▶ [RECORDED INFORMATION]:

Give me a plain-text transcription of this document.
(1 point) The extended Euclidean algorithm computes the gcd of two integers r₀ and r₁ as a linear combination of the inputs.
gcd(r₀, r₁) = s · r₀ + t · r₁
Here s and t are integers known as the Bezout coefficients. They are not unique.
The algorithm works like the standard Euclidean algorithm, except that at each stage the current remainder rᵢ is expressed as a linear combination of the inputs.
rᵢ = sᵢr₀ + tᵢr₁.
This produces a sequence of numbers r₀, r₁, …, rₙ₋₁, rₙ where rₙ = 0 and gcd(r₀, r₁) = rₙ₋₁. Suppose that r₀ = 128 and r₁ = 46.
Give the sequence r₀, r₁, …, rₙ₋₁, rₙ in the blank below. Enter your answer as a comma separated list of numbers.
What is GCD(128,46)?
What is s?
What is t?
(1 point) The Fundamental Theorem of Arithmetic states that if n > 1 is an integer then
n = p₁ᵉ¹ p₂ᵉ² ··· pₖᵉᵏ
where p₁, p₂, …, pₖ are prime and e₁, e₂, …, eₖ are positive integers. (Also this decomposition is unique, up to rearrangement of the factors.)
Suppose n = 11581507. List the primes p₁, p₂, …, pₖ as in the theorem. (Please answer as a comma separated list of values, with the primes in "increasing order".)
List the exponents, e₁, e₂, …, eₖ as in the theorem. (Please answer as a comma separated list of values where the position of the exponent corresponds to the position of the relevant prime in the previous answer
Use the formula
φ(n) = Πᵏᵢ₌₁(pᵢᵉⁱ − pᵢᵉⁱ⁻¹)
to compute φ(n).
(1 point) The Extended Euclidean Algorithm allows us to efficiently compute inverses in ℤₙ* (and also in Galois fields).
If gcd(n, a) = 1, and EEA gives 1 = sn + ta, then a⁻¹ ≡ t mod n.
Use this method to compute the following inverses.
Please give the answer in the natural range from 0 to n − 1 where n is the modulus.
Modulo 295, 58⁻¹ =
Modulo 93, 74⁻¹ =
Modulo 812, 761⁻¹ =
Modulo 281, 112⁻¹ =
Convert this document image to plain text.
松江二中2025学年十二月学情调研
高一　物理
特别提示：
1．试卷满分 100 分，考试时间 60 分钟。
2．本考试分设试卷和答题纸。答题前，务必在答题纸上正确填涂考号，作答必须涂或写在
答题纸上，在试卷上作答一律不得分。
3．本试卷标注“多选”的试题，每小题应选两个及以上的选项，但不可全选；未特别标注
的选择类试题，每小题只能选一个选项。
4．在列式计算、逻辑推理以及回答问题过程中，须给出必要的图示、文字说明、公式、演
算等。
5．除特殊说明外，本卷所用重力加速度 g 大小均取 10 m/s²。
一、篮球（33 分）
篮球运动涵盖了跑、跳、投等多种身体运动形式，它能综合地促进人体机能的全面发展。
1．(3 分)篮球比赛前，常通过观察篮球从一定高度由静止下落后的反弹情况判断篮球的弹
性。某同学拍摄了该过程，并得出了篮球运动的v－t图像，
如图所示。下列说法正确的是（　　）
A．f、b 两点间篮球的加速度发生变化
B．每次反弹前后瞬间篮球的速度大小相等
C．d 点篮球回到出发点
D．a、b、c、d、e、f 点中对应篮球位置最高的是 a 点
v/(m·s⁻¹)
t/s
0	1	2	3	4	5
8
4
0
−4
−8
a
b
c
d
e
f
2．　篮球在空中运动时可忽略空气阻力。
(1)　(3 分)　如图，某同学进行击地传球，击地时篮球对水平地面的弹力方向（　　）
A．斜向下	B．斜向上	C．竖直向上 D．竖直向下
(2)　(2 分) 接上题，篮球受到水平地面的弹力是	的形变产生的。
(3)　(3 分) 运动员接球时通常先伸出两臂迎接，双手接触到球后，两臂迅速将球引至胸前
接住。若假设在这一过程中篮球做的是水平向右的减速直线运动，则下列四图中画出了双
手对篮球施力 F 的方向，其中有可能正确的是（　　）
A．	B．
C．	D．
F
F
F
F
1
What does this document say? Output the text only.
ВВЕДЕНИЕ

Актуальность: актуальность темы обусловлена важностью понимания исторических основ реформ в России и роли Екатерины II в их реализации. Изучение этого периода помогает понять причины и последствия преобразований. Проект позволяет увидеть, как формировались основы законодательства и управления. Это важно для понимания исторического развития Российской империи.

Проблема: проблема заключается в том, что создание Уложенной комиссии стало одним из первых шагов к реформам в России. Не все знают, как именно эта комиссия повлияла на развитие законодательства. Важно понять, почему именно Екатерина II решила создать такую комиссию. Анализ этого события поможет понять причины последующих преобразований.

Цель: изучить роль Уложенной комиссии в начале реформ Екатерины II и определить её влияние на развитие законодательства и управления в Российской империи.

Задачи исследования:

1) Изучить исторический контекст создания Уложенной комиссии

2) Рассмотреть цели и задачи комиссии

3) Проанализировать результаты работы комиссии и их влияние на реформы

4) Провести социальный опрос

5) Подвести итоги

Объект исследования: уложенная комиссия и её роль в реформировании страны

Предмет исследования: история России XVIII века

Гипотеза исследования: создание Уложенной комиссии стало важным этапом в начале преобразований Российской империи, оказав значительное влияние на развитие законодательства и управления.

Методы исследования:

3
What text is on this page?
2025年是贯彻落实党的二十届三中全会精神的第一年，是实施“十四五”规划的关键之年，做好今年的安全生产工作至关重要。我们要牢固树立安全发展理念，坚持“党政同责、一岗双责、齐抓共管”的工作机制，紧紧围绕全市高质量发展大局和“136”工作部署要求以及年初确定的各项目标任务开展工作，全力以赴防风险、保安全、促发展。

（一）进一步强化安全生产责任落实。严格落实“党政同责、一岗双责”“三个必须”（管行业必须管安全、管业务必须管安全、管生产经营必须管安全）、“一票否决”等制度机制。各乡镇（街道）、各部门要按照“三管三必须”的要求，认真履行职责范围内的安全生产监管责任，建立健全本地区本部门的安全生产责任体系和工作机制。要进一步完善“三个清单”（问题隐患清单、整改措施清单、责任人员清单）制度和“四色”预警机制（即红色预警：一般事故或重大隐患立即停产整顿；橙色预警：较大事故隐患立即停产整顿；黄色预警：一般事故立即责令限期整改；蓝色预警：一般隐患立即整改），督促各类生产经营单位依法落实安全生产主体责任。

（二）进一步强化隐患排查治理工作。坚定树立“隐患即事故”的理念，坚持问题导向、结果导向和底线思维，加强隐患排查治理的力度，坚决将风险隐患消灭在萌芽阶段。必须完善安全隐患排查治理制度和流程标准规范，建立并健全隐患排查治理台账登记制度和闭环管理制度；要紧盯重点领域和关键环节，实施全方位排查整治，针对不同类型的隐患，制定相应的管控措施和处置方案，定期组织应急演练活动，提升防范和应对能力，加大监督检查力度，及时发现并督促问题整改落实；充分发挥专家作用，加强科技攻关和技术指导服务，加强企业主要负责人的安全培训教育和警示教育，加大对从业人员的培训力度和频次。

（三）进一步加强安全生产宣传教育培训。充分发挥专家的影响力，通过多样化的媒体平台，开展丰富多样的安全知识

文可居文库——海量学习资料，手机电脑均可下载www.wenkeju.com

▶ [INSTRUCTIONS FOR THE TASK]:
Print every line of the records exactly. Omit nothing.

▶ [EXERCISE SOLUTION]:
Give me a plain-text transcription of this document.
(1 point) The extended Euclidean algorithm computes the gcd of two integers r₀ and r₁ as a linear combination of the inputs.
gcd(r₀, r₁) = s · r₀ + t · r₁
Here s and t are integers known as the Bezout coefficients. They are not unique.
The algorithm works like the standard Euclidean algorithm, except that at each stage the current remainder rᵢ is expressed as a linear combination of the inputs.
rᵢ = sᵢr₀ + tᵢr₁.
This produces a sequence of numbers r₀, r₁, …, rₙ₋₁, rₙ where rₙ = 0 and gcd(r₀, r₁) = rₙ₋₁. Suppose that r₀ = 128 and r₁ = 46.
Give the sequence r₀, r₁, …, rₙ₋₁, rₙ in the blank below. Enter your answer as a comma separated list of numbers.
What is GCD(128,46)?
What is s?
What is t?
(1 point) The Fundamental Theorem of Arithmetic states that if n > 1 is an integer then
n = p₁ᵉ¹ p₂ᵉ² ··· pₖᵉᵏ
where p₁, p₂, …, pₖ are prime and e₁, e₂, …, eₖ are positive integers. (Also this decomposition is unique, up to rearrangement of the factors.)
Suppose n = 11581507. List the primes p₁, p₂, …, pₖ as in the theorem. (Please answer as a comma separated list of values, with the primes in "increasing order".)
List the exponents, e₁, e₂, …, eₖ as in the theorem. (Please answer as a comma separated list of values where the position of the exponent corresponds to the position of the relevant prime in the previous answer
Use the formula
φ(n) = Πᵏᵢ₌₁(pᵢᵉⁱ − pᵢᵉⁱ⁻¹)
to compute φ(n).
(1 point) The Extended Euclidean Algorithm allows us to efficiently compute inverses in ℤₙ* (and also in Galois fields).
If gcd(n, a) = 1, and EEA gives 1 = sn + ta, then a⁻¹ ≡ t mod n.
Use this method to compute the following inverses.
Please give the answer in the natural range from 0 to n − 1 where n is the modulus.
Modulo 295, 58⁻¹ =
Modulo 93, 74⁻¹ =
Modulo 812, 761⁻¹ =
Modulo 281, 112⁻¹ =
Convert this document image to plain text.
松江二中2025学年十二月学情调研
高一　物理
特别提示：
1．试卷满分 100 分，考试时间 60 分钟。
2．本考试分设试卷和答题纸。答题前，务必在答题纸上正确填涂考号，作答必须涂或写在
答题纸上，在试卷上作答一律不得分。
3．本试卷标注“多选”的试题，每小题应选两个及以上的选项，但不可全选；未特别标注
的选择类试题，每小题只能选一个选项。
4．在列式计算、逻辑推理以及回答问题过程中，须给出必要的图示、文字说明、公式、演
算等。
5．除特殊说明外，本卷所用重力加速度 g 大小均取 10 m/s²。
一、篮球（33 分）
篮球运动涵盖了跑、跳、投等多种身体运动形式，它能综合地促进人体机能的全面发展。
1．(3 分)篮球比赛前，常通过观察篮球从一定高度由静止下落后的反弹情况判断篮球的弹
性。某同学拍摄了该过程，并得出了篮球运动的v－t图像，
如图所示。下列说法正确的是（　　）
A．f、b 两点间篮球的加速度发生变化
B．每次反弹前后瞬间篮球的速度大小相等
C．d 点篮球回到出发点
D．a、b、c、d、e、f 点中对应篮球位置最高的是 a 点
v/(m·s⁻¹)
t/s
0	1	2	3	4	5
8
4
0
−4
−8
a
b
c
d
e
f
2．　篮球在空中运动时可忽略空气阻力。
(1)　(3 分)　如图，某同学进行击地传球，击地时篮球对水平地面的弹力方向（　　）
A．斜向下	B．斜向上	C．竖直向上 D．竖直向下
(2)　(2 分) 接上题，篮球受到水平地面的弹力是	的形变产生的。
(3)　(3 分) 运动员接球时通常先伸出两臂迎接，双手接触到球后，两臂迅速将球引至胸前
接住。若假设在这一过程中篮球做的是水平向右的减速直线运动，则下列四图中画出了双
手对篮球施力 F 的方向，其中有可能正确的是（　　）
A．	B．
C．	D．
F
F
F
F
1
What does this document say? Output the text only.
ВВЕДЕНИЕ

Актуальность: актуальность темы обусловлена важностью понимания исторических основ реформ в России и роли Екатерины II в их реализации. Изучение этого периода помогает понять причины и последствия преобразований. Проект позволяет увидеть, как формировались основы законодательства и управления. Это важно для понимания исторического развития Российской империи.

Проблема: проблема заключается в том, что создание Уложенной комиссии стало одним из первых шагов к реформам в России. Не все знают, как именно эта комиссия повлияла на развитие законодательства. Важно понять, почему именно Екатерина II решила создать такую комиссию. Анализ этого события поможет понять причины последующих преобразований.

Цель: изучить роль Уложенной комиссии в начале реформ Екатерины II и определить её влияние на развитие законодательства и управления в Российской империи.

Задачи исследования:

1) Изучить исторический контекст создания Уложенной комиссии

2) Рассмотреть цели и задачи комиссии

3) Проанализировать результаты работы комиссии и их влияние на реформы

4) Провести социальный опрос

5) Подвести итоги

Объект исследования: уложенная комиссия и её роль в реформировании страны

Предмет исследования: история России XVIII века

Гипотеза исследования: создание Уложенной комиссии стало важным этапом в начале преобразований Российской империи, оказав значительное влияние на развитие законодательства и управления.

Методы исследования:

3
What text is on this page?
2025年是贯彻落实党的二十届三中全会精神的第一年，是实施“十四五”规划的关键之年，做好今年的安全生产工作至关重要。我们要牢固树立安全发展理念，坚持“党政同责、一岗双责、齐抓共管”的工作机制，紧紧围绕全市高质量发展大局和“136”工作部署要求以及年初确定的各项目标任务开展工作，全力以赴防风险、保安全、促发展。

（一）进一步强化安全生产责任落实。严格落实“党政同责、一岗双责”“三个必须”（管行业必须管安全、管业务必须管安全、管生产经营必须管安全）、“一票否决”等制度机制。各乡镇（街道）、各部门要按照“三管三必须”的要求，认真履行职责范围内的安全生产监管责任，建立健全本地区本部门的安全生产责任体系和工作机制。要进一步完善“三个清单”（问题隐患清单、整改措施清单、责任人员清单）制度和“四色”预警机制（即红色预警：一般事故或重大隐患立即停产整顿；橙色预警：较大事故隐患立即停产整顿；黄色预警：一般事故立即责令限期整改；蓝色预警：一般隐患立即整改），督促各类生产经营单位依法落实安全生产主体责任。

（二）进一步强化隐患排查治理工作。坚定树立“隐患即事故”的理念，坚持问题导向、结果导向和底线思维，加强隐患排查治理的力度，坚决将风险隐患消灭在萌芽阶段。必须完善安全隐患排查治理制度和流程标准规范，建立并健全隐患排查治理台账登记制度和闭环管理制度；要紧盯重点领域和关键环节，实施全方位排查整治，针对不同类型的隐患，制定相应的管控措施和处置方案，定期组织应急演练活动，提升防范和应对能力，加大监督检查力度，及时发现并督促问题整改落实；充分发挥专家作用，加强科技攻关和技术指导服务，加强企业主要负责人的安全培训教育和警示教育，加大对从业人员的培训力度和频次。

（三）进一步加强安全生产宣传教育培训。充分发挥专家的影响力，通过多样化的媒体平台，开展丰富多样的安全知识

文可居文库——海量学习资料，手机电脑均可下载www.wenkeju.com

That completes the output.